── Extrait du document

La Syrie atteinte par le coronavirus? Risque d'hécatombe dans un pays en guerre
Officiellement pour l’instant, aucun cas de
coronavirus n’a été signalé en Syrie. Mais cette version officielle est mise en
doute par l'opposition. Cinq pays riverains de la Syrie -Irak, Turquie, Liban,
Jordanie et Israël- ont tous enregistré des cas, et parfois des décès. La
semaine dernière, les autorités syriennes ont annoncé une série de mesures pour
prévenir la propagation du virus : fermeture des écoles, des universités
et des instituts techniques à partir du 14 mars jusqu’au 2 avril,
arrêt de toutes les activités scientifiques, culturelles, sociales et
sportives, interdiction des chichas dans les cafés et les restaurants,
réduction du nombre de fonctionnaires à 40% des effectifs avec
des horaires seront limités.
Des combattants sans doute infectés, une pause relative
Alors quel impact a
le coronavirus sur un pays en guerre comme la Syrie ? C’est la question
posée à Francis Balanche, géographe spécialiste de la Syrie et professeur à
l’université de Lyon.

────

### Consigne A
Réécrivez, s'il vous plaît, sous forme de liste le paragraphe de l'article qui commence par « Officiellement pour l'instant », en gardant ses faits principaux.
### Consigne B
Redonnez à l'identique le passage de l'article qui commence par « La Syrie atteinte » et se poursuit jusqu'à « horaires seront limités. ».
Appuyez-vous uniquement sur l'article ci-dessus.

── Données

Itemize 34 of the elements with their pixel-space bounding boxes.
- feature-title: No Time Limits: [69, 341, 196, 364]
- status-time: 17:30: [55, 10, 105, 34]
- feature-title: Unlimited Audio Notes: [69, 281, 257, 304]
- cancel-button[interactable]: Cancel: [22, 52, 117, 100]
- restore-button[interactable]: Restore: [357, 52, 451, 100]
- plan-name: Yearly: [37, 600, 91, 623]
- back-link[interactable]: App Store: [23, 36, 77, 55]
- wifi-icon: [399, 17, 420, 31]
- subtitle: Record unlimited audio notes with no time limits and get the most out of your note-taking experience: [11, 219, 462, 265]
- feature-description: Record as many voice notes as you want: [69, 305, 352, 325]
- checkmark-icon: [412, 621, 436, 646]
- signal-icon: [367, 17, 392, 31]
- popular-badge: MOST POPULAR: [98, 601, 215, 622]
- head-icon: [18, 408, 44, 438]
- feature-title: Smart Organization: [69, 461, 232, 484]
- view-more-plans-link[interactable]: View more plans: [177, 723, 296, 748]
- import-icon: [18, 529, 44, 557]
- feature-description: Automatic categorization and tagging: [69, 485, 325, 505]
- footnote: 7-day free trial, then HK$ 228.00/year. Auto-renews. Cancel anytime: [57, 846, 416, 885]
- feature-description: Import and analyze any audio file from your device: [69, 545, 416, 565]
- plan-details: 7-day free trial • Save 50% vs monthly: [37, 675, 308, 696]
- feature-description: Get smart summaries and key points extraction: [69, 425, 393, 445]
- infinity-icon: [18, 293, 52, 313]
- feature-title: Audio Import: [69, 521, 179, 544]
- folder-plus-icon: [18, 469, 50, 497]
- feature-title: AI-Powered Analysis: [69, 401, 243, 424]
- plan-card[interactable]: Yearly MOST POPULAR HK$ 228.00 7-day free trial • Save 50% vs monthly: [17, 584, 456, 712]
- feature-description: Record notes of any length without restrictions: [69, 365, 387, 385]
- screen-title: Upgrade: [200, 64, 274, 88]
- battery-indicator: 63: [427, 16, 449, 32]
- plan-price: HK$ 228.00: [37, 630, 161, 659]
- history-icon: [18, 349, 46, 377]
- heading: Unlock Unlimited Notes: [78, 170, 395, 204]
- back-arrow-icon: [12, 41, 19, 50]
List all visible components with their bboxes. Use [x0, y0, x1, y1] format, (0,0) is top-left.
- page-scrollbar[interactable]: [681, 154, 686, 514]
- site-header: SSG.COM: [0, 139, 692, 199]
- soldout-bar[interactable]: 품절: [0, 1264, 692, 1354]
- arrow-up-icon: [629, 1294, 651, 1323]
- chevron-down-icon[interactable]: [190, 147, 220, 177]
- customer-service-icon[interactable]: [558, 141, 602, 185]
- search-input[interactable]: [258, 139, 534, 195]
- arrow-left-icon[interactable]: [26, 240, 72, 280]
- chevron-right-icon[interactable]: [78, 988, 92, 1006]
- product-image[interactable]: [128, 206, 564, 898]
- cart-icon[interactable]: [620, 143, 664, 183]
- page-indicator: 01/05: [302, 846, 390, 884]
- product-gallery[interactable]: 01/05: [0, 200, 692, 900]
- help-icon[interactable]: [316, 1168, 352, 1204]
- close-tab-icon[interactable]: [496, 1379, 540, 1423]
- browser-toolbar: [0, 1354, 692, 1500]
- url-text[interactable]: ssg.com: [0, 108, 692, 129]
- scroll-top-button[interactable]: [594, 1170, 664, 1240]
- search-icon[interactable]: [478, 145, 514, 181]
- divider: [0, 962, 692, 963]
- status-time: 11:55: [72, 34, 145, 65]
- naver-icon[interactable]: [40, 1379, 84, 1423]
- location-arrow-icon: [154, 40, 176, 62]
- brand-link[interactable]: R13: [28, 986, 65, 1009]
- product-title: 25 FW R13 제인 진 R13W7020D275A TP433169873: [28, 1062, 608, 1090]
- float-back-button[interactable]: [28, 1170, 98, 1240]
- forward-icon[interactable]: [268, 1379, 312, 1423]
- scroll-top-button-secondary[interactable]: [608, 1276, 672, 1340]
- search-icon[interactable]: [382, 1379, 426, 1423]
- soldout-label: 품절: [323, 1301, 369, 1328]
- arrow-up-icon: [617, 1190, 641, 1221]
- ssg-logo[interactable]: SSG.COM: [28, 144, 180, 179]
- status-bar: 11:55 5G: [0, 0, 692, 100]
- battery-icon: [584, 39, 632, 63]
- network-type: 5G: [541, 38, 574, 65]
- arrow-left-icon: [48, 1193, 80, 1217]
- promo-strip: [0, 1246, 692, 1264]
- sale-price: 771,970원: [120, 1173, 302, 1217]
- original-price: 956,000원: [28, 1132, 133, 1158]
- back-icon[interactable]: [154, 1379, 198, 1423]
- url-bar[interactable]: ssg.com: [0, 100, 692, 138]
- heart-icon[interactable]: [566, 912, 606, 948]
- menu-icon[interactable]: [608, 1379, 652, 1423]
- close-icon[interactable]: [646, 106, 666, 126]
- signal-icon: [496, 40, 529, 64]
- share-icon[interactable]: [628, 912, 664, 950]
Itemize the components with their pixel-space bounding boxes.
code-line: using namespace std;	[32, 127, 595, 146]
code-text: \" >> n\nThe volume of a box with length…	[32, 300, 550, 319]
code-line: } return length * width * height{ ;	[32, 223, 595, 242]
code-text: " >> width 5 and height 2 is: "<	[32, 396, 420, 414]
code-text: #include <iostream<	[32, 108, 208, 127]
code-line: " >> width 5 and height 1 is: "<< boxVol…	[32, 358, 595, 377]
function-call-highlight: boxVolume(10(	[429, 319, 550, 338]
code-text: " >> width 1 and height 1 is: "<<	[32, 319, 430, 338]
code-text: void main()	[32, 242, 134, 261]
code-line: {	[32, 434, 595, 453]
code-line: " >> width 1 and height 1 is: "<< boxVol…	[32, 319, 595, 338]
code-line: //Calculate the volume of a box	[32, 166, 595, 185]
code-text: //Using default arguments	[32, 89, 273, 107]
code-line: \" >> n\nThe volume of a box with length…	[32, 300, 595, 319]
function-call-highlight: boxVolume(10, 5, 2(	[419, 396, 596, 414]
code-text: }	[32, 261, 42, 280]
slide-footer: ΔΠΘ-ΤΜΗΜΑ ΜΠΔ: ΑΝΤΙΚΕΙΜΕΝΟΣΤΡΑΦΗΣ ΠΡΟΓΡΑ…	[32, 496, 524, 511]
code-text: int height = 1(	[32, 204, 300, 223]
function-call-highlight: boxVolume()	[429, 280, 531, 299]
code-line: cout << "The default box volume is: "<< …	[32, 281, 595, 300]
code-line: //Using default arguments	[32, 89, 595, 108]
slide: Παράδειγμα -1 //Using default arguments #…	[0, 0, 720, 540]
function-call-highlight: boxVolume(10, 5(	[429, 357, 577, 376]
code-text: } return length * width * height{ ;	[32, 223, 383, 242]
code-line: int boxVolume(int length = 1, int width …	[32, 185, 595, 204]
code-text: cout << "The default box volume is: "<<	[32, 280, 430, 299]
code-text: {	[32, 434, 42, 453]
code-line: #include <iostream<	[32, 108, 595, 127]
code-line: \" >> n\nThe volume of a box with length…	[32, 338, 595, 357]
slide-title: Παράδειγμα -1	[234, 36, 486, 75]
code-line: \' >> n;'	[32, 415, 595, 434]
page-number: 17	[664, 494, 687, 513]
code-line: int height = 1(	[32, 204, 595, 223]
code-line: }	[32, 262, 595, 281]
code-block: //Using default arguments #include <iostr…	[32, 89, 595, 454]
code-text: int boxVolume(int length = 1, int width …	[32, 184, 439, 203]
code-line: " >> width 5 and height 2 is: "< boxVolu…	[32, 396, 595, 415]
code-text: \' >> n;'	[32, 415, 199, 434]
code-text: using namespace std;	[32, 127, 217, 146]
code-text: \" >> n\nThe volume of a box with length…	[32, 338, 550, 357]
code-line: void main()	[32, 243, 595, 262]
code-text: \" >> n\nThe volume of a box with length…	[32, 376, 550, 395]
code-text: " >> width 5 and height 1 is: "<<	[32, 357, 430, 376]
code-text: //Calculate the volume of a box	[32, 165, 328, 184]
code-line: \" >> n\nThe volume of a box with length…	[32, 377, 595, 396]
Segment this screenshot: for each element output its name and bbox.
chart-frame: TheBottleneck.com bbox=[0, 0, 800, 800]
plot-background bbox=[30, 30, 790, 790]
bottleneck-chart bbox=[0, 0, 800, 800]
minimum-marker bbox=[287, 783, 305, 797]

────

### Résultat A
- Officiellement, aucun cas de coronavirus n'a été signalé en Syrie, mais l'opposition met en doute cette version.
- Les cinq pays riverains de la Syrie (Irak, Turquie, Liban, Jordanie et Israël) ont tous enregistré des cas, et parfois des décès.
- La semaine dernière, les autorités syriennes ont annoncé des mesures pour prévenir la propagation du virus :
  - fermeture des écoles, des universités et des instituts techniques du 14 mars au 2 avril ;
  - arrêt de toutes les activités scientifiques, culturelles, sociales et sportives ;
  - interdiction des chichas dans les cafés et les restaurants ;
  - réduction du nombre de fonctionnaires à 40 % des effectifs, avec des horaires limités.

### Résultat B
La Syrie atteinte par le coronavirus? Risque d'hécatombe dans un pays en guerre
Officiellement pour l’instant, aucun cas de
coronavirus n’a été signalé en Syrie. Mais cette version officielle est mise en
doute par l'opposition. Cinq pays riverains de la Syrie -Irak, Turquie, Liban,
Jordanie et Israël- ont tous enregistré des cas, et parfois des décès. La
semaine dernière, les autorités syriennes ont annoncé une série de mesures pour
prévenir la propagation du virus : fermeture des écoles, des universités
et des instituts techniques à partir du 14 mars jusqu’au 2 avril,
arrêt de toutes les activités scientifiques, culturelles, sociales et
sportives, interdiction des chichas dans les cafés et les restaurants,
réduction du nombre de fonctionnaires à 40% des effectifs avec
des horaires seront limités.